▸ Your instructions
Give a verbatim quotation of every record.

▸ Data listing
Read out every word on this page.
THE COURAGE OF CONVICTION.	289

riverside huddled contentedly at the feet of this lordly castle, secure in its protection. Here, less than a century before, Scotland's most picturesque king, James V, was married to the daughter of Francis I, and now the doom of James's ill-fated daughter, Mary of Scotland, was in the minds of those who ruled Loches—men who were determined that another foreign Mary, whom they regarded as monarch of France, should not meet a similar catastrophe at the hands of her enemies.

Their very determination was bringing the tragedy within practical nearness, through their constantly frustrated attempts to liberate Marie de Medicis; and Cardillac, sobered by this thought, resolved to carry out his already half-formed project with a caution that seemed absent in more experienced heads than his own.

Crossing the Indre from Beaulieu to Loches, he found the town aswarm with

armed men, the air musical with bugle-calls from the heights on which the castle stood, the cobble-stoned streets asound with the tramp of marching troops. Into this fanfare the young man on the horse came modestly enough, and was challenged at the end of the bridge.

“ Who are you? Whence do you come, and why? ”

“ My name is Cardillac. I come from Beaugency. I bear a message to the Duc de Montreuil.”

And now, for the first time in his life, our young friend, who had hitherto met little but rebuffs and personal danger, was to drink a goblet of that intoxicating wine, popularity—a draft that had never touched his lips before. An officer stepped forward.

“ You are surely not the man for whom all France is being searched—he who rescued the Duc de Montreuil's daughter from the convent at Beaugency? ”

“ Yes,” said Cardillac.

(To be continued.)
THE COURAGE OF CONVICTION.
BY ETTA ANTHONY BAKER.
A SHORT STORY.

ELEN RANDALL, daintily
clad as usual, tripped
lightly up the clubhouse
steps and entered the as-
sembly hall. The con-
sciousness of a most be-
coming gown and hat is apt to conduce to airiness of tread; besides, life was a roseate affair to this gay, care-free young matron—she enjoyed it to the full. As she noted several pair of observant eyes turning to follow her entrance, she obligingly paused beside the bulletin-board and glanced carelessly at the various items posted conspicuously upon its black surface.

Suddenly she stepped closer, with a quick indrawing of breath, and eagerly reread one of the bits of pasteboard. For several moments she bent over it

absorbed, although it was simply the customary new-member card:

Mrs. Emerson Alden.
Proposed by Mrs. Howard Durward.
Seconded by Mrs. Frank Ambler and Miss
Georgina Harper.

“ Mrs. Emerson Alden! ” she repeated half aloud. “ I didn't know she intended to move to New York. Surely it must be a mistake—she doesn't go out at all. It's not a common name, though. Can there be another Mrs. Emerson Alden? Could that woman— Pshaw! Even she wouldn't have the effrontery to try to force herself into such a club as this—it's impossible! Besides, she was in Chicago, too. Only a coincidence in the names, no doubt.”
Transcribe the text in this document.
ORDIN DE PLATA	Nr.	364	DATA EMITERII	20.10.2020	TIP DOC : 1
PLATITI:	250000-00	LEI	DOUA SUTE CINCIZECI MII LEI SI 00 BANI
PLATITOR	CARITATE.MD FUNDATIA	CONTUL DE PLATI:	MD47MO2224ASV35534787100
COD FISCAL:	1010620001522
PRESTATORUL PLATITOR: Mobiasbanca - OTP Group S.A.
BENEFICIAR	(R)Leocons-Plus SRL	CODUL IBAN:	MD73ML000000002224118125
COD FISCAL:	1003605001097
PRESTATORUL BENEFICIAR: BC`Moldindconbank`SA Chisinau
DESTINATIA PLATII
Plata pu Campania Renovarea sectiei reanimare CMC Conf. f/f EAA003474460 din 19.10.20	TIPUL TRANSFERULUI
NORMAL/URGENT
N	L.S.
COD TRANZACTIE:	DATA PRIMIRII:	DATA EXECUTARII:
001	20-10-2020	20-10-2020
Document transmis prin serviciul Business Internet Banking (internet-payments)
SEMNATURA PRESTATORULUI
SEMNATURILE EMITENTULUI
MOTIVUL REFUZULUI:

▸ Right answer
Read out every word on this page.
THE COURAGE OF CONVICTION.	289

riverside huddled contentedly at the feet of this lordly castle, secure in its protection. Here, less than a century before, Scotland's most picturesque king, James V, was married to the daughter of Francis I, and now the doom of James's ill-fated daughter, Mary of Scotland, was in the minds of those who ruled Loches—men who were determined that another foreign Mary, whom they regarded as monarch of France, should not meet a similar catastrophe at the hands of her enemies.

Their very determination was bringing the tragedy within practical nearness, through their constantly frustrated attempts to liberate Marie de Medicis; and Cardillac, sobered by this thought, resolved to carry out his already half-formed project with a caution that seemed absent in more experienced heads than his own.

Crossing the Indre from Beaulieu to Loches, he found the town aswarm with

armed men, the air musical with bugle-calls from the heights on which the castle stood, the cobble-stoned streets asound with the tramp of marching troops. Into this fanfare the young man on the horse came modestly enough, and was challenged at the end of the bridge.

“ Who are you? Whence do you come, and why? ”

“ My name is Cardillac. I come from Beaugency. I bear a message to the Duc de Montreuil.”

And now, for the first time in his life, our young friend, who had hitherto met little but rebuffs and personal danger, was to drink a goblet of that intoxicating wine, popularity—a draft that had never touched his lips before. An officer stepped forward.

“ You are surely not the man for whom all France is being searched—he who rescued the Duc de Montreuil's daughter from the convent at Beaugency? ”

“ Yes,” said Cardillac.

(To be continued.)
THE COURAGE OF CONVICTION.
BY ETTA ANTHONY BAKER.
A SHORT STORY.

ELEN RANDALL, daintily
clad as usual, tripped
lightly up the clubhouse
steps and entered the as-
sembly hall. The con-
sciousness of a most be-
coming gown and hat is apt to conduce to airiness of tread; besides, life was a roseate affair to this gay, care-free young matron—she enjoyed it to the full. As she noted several pair of observant eyes turning to follow her entrance, she obligingly paused beside the bulletin-board and glanced carelessly at the various items posted conspicuously upon its black surface.

Suddenly she stepped closer, with a quick indrawing of breath, and eagerly reread one of the bits of pasteboard. For several moments she bent over it

absorbed, although it was simply the customary new-member card:

Mrs. Emerson Alden.
Proposed by Mrs. Howard Durward.
Seconded by Mrs. Frank Ambler and Miss
Georgina Harper.

“ Mrs. Emerson Alden! ” she repeated half aloud. “ I didn't know she intended to move to New York. Surely it must be a mistake—she doesn't go out at all. It's not a common name, though. Can there be another Mrs. Emerson Alden? Could that woman— Pshaw! Even she wouldn't have the effrontery to try to force herself into such a club as this—it's impossible! Besides, she was in Chicago, too. Only a coincidence in the names, no doubt.”
Transcribe the text in this document.
ORDIN DE PLATA	Nr.	364	DATA EMITERII	20.10.2020	TIP DOC : 1
PLATITI:	250000-00	LEI	DOUA SUTE CINCIZECI MII LEI SI 00 BANI
PLATITOR	CARITATE.MD FUNDATIA	CONTUL DE PLATI:	MD47MO2224ASV35534787100
COD FISCAL:	1010620001522
PRESTATORUL PLATITOR: Mobiasbanca - OTP Group S.A.
BENEFICIAR	(R)Leocons-Plus SRL	CODUL IBAN:	MD73ML000000002224118125
COD FISCAL:	1003605001097
PRESTATORUL BENEFICIAR: BC`Moldindconbank`SA Chisinau
DESTINATIA PLATII
Plata pu Campania Renovarea sectiei reanimare CMC Conf. f/f EAA003474460 din 19.10.20	TIPUL TRANSFERULUI
NORMAL/URGENT
N	L.S.
COD TRANZACTIE:	DATA PRIMIRII:	DATA EXECUTARII:
001	20-10-2020	20-10-2020
Document transmis prin serviciul Business Internet Banking (internet-payments)
SEMNATURA PRESTATORULUI
SEMNATURILE EMITENTULUI
MOTIVUL REFUZULUI:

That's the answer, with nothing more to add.